++++ Records to use ++++

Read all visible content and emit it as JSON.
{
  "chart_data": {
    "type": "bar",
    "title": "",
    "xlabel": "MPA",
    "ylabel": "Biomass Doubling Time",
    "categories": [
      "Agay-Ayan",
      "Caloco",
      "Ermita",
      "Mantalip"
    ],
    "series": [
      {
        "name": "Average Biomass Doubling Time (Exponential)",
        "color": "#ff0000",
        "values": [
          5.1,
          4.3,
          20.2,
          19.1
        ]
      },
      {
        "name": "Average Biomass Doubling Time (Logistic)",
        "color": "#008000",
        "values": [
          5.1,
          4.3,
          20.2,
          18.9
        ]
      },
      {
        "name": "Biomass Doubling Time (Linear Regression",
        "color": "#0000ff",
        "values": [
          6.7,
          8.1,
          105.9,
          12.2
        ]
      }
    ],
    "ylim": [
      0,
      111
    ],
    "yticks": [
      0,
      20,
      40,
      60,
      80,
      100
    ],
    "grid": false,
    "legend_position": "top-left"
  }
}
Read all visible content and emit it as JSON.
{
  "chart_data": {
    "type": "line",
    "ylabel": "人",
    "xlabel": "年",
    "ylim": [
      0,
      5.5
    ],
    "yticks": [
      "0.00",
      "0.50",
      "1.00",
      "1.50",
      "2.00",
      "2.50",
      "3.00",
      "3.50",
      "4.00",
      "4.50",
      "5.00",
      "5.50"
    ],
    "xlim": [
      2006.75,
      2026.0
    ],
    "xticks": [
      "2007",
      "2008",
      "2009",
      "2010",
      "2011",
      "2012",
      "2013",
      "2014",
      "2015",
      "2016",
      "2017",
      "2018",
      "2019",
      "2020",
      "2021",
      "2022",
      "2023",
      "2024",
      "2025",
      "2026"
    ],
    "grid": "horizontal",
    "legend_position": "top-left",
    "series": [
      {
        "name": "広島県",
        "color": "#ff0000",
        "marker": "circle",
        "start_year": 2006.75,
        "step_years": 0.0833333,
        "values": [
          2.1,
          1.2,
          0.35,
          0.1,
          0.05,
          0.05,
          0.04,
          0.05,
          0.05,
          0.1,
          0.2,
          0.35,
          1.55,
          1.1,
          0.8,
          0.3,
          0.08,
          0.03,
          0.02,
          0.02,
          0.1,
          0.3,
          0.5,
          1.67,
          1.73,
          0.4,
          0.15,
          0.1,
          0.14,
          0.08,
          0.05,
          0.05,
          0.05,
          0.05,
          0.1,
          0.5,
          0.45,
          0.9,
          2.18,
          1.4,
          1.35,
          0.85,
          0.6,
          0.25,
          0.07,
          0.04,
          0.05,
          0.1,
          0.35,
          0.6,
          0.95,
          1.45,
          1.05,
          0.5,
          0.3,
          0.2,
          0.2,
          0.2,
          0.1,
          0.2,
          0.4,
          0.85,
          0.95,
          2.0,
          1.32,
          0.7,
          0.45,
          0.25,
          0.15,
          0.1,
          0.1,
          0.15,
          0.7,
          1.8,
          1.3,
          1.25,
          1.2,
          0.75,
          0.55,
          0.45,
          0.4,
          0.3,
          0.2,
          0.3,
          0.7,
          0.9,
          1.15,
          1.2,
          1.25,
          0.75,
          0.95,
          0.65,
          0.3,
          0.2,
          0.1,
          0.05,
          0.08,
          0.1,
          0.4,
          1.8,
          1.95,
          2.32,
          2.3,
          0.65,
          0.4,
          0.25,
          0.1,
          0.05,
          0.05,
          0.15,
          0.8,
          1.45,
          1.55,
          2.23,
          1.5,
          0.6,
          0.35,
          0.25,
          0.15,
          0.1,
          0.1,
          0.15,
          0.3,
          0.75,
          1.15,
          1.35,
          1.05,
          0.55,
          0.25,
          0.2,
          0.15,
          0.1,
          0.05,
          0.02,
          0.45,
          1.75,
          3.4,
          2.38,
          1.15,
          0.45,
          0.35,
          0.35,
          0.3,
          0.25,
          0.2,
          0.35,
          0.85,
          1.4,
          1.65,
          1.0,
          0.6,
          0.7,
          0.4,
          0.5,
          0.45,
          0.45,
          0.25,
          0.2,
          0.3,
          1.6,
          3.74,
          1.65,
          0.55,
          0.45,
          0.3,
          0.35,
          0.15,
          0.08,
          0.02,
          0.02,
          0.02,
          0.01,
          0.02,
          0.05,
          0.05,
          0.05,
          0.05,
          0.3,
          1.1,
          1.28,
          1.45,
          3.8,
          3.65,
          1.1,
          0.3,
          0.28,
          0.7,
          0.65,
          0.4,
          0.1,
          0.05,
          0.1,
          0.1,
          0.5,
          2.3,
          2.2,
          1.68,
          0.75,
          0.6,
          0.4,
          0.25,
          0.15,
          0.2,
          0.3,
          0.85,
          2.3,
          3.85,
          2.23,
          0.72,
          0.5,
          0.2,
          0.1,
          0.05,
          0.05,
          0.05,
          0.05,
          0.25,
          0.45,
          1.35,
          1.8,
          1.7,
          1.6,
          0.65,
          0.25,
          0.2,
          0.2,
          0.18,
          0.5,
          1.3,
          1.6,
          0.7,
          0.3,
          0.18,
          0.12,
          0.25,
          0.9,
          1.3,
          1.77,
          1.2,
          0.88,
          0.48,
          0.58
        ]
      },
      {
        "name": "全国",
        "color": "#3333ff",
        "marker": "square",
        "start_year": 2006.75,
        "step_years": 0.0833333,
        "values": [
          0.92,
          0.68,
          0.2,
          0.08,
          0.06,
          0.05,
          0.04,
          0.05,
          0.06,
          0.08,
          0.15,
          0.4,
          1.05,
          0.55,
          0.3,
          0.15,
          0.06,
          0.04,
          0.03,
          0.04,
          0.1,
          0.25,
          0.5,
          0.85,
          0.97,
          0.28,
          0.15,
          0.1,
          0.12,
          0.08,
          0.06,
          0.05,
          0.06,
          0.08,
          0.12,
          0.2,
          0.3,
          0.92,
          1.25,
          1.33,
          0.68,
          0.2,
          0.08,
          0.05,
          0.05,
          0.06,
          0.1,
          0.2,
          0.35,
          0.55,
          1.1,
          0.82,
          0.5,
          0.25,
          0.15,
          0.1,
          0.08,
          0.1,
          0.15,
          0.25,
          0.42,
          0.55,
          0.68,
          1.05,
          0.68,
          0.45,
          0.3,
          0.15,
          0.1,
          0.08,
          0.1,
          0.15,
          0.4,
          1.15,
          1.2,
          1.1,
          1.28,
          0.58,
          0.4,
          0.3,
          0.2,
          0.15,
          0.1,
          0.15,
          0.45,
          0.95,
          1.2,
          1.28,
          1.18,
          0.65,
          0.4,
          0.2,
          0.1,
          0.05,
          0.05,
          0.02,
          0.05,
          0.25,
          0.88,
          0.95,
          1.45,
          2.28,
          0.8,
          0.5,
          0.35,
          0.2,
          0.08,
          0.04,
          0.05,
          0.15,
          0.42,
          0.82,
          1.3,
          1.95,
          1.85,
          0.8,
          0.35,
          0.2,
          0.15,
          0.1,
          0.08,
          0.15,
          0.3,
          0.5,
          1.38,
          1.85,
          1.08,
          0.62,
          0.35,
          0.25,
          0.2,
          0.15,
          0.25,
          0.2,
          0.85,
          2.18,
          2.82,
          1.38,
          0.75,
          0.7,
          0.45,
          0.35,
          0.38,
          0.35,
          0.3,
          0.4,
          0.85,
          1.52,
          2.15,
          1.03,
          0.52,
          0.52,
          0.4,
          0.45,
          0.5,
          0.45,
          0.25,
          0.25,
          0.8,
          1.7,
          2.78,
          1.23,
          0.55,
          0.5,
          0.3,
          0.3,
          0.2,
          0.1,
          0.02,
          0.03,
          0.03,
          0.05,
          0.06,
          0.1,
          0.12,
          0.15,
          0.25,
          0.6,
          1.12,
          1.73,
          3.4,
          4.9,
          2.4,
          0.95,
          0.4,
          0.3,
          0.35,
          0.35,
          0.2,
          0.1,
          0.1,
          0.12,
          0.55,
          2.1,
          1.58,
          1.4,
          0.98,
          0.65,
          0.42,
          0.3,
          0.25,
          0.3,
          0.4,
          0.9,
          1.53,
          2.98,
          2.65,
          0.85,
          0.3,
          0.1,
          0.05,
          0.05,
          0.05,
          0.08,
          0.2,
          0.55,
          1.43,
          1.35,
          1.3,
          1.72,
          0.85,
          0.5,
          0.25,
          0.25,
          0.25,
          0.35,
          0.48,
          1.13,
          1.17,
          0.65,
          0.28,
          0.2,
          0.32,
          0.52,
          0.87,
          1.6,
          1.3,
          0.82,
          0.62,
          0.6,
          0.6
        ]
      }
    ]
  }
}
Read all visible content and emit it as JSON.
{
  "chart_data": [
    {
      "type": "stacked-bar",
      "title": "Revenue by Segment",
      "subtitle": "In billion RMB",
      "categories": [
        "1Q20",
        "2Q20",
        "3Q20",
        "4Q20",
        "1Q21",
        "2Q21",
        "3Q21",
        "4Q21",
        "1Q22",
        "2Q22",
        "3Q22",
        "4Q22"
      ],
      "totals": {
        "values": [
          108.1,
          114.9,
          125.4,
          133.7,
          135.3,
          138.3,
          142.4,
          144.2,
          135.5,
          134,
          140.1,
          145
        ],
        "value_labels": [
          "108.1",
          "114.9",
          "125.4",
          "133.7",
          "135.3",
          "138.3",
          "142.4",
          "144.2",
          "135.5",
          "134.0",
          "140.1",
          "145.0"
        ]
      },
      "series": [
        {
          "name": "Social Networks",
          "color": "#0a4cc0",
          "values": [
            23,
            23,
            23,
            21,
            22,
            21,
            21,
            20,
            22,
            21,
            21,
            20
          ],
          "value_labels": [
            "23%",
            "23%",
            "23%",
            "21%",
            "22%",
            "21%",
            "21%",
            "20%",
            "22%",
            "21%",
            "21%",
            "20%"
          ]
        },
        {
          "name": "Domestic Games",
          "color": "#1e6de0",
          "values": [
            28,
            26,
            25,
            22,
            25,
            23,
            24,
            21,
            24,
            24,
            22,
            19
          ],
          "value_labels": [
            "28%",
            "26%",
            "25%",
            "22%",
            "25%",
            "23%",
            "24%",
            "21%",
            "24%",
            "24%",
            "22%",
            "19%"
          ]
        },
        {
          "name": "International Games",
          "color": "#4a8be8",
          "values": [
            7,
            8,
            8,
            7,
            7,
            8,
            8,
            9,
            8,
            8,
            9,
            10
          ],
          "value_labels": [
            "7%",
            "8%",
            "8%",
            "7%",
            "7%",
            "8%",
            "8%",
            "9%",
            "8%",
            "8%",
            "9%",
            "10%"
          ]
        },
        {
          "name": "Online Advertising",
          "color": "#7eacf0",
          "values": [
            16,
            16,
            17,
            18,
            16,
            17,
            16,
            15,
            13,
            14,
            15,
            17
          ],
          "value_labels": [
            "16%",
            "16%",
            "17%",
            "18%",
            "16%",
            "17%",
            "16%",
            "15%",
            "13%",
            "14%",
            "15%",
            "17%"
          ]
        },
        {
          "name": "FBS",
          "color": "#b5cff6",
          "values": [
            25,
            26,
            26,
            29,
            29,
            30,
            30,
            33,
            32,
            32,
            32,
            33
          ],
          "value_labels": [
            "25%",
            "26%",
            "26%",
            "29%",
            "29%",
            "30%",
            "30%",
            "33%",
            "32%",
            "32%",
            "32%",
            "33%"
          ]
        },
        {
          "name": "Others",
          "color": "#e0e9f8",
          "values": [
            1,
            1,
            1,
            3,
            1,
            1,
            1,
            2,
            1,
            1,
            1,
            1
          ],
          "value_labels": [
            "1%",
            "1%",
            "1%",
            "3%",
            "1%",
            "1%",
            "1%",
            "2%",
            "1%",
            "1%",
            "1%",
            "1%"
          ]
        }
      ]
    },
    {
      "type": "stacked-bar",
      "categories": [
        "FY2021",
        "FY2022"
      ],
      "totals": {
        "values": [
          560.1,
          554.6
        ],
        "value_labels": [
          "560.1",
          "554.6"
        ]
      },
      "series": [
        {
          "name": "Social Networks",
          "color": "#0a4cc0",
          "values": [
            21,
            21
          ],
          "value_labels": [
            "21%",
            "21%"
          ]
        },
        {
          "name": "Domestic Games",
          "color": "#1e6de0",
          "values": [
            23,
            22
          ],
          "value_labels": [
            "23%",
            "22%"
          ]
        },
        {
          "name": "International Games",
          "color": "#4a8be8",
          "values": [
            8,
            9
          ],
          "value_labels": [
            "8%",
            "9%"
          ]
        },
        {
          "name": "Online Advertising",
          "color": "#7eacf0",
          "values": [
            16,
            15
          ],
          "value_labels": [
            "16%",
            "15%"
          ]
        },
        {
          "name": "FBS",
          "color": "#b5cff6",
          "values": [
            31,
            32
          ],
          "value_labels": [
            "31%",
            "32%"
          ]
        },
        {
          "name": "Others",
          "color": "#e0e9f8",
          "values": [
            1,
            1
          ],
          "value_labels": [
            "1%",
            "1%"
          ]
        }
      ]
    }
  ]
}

++++

Task to carry out: Locate the string "Average" in the listing above and copy every line where it occurs.

Answer to the problem:
        "name": "Average Biomass Doubling Time (Exponential)",
        "name": "Average Biomass Doubling Time (Logistic)",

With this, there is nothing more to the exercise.